■ WHAT YOU HAVE TO DO
Where does the string "ARCHIVES" appear? Copy every line of the entries below that holds it.

■ TASK INPUTS
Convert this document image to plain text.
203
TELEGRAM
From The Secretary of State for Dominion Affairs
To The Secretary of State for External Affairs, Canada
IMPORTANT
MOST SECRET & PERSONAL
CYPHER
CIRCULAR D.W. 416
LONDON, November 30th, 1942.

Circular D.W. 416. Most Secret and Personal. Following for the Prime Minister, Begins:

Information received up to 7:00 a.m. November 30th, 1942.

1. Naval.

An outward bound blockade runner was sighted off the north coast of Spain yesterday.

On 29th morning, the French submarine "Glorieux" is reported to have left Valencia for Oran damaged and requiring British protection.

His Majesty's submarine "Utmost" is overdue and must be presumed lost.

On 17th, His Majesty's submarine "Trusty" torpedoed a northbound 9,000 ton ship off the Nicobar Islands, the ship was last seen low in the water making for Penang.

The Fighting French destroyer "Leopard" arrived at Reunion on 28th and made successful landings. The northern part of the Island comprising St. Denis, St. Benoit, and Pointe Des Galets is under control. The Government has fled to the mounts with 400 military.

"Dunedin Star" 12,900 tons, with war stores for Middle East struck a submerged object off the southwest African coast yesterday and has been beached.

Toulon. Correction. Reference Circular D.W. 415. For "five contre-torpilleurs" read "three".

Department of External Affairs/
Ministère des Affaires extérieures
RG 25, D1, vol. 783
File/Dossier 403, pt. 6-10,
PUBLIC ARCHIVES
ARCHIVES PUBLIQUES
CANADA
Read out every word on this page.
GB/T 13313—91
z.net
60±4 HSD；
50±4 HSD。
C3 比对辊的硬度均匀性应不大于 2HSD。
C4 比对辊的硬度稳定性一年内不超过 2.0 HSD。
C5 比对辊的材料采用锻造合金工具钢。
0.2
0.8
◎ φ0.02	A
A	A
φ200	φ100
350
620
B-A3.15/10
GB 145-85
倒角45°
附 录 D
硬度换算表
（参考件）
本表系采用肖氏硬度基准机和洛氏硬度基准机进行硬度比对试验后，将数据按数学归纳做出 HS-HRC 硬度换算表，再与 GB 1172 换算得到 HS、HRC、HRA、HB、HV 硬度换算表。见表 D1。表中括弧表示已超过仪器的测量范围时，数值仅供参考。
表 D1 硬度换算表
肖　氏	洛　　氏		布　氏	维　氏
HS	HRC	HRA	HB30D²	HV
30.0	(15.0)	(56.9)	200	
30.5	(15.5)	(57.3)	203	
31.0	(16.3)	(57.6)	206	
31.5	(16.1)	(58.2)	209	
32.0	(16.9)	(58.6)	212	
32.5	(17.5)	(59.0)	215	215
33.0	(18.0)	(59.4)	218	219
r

■ FINAL RESULT
PUBLIC ARCHIVES
ARCHIVES PUBLIQUES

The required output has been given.